§ Given problem:
Below are the entries; state how many of their lines contain the string "Glaube", and nothing more.

§ Records for processing:
---------------

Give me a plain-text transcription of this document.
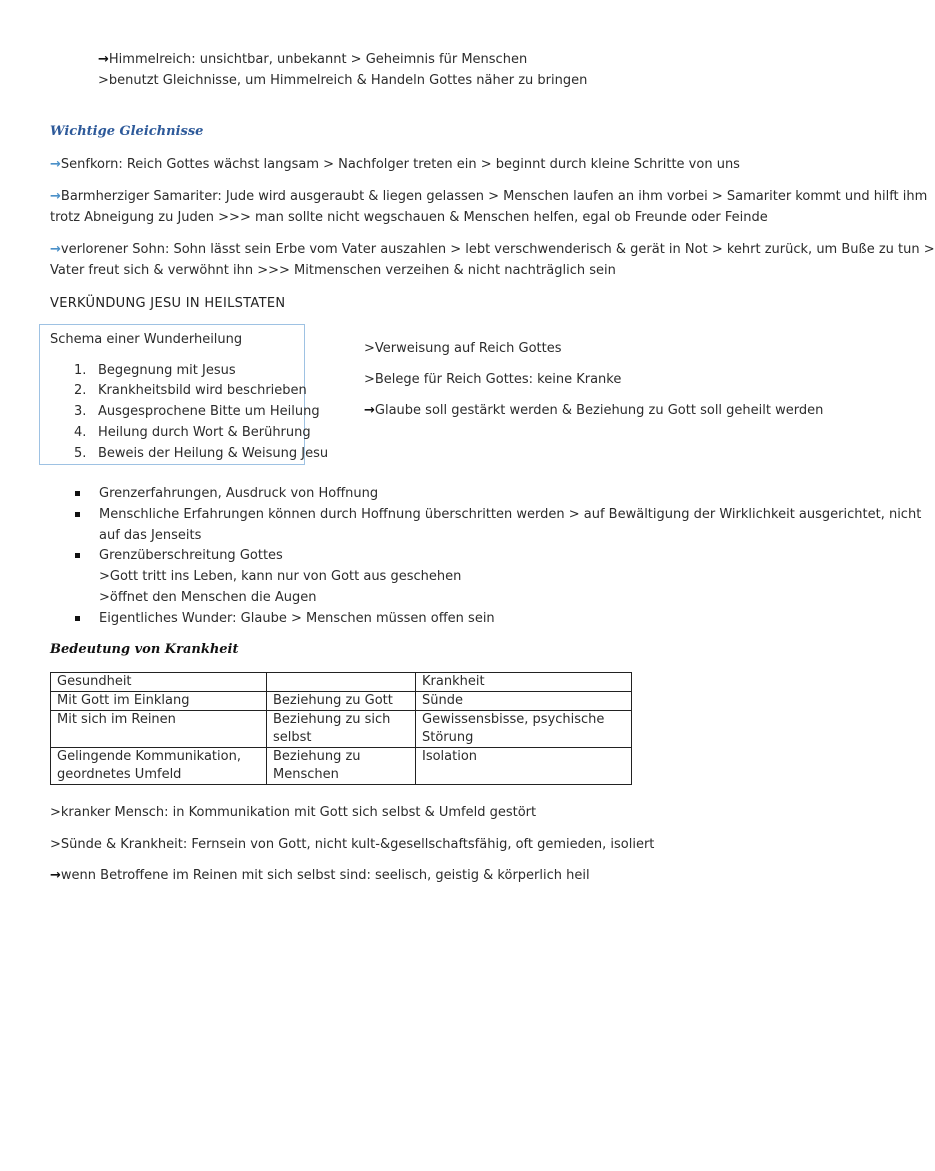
→Himmelreich: unsichtbar, unbekannt > Geheimnis für Menschen
>benutzt Gleichnisse, um Himmelreich & Handeln Gottes näher zu bringen
Wichtige Gleichnisse
→Senfkorn: Reich Gottes wächst langsam > Nachfolger treten ein > beginnt durch kleine Schritte von uns
→Barmherziger Samariter: Jude wird ausgeraubt & liegen gelassen > Menschen laufen an ihm vorbei > Samariter kommt und hilft ihm
trotz Abneigung zu Juden >>> man sollte nicht wegschauen & Menschen helfen, egal ob Freunde oder Feinde
→verlorener Sohn: Sohn lässt sein Erbe vom Vater auszahlen > lebt verschwenderisch & gerät in Not > kehrt zurück, um Buße zu tun >
Vater freut sich & verwöhnt ihn >>> Mitmenschen verzeihen & nicht nachträglich sein
VERKÜNDUNG JESU IN HEILSTATEN
Schema einer Wunderheilung
1. Begegnung mit Jesus
2. Krankheitsbild wird beschrieben
3. Ausgesprochene Bitte um Heilung
4. Heilung durch Wort & Berührung
5. Beweis der Heilung & Weisung Jesu
>Verweisung auf Reich Gottes
>Belege für Reich Gottes: keine Kranke
→Glaube soll gestärkt werden & Beziehung zu Gott soll geheilt werden
Grenzerfahrungen, Ausdruck von Hoffnung
Menschliche Erfahrungen können durch Hoffnung überschritten werden > auf Bewältigung der Wirklichkeit ausgerichtet, nicht
auf das Jenseits
Grenzüberschreitung Gottes
>Gott tritt ins Leben, kann nur von Gott aus geschehen
>öffnet den Menschen die Augen
Eigentliches Wunder: Glaube > Menschen müssen offen sein
Bedeutung von Krankheit
Gesundheit		Krankheit
Mit Gott im Einklang	Beziehung zu Gott	Sünde
Mit sich im Reinen	Beziehung zu sich selbst	Gewissensbisse, psychische Störung
Gelingende Kommunikation, geordnetes Umfeld	Beziehung zu Menschen	Isolation
>kranker Mensch: in Kommunikation mit Gott sich selbst & Umfeld gestört
>Sünde & Krankheit: Fernsein von Gott, nicht kult-&gesellschaftsfähig, oft gemieden, isoliert
→wenn Betroffene im Reinen mit sich selbst sind: seelisch, geistig & körperlich heil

---------------

§ Exercise solution:
2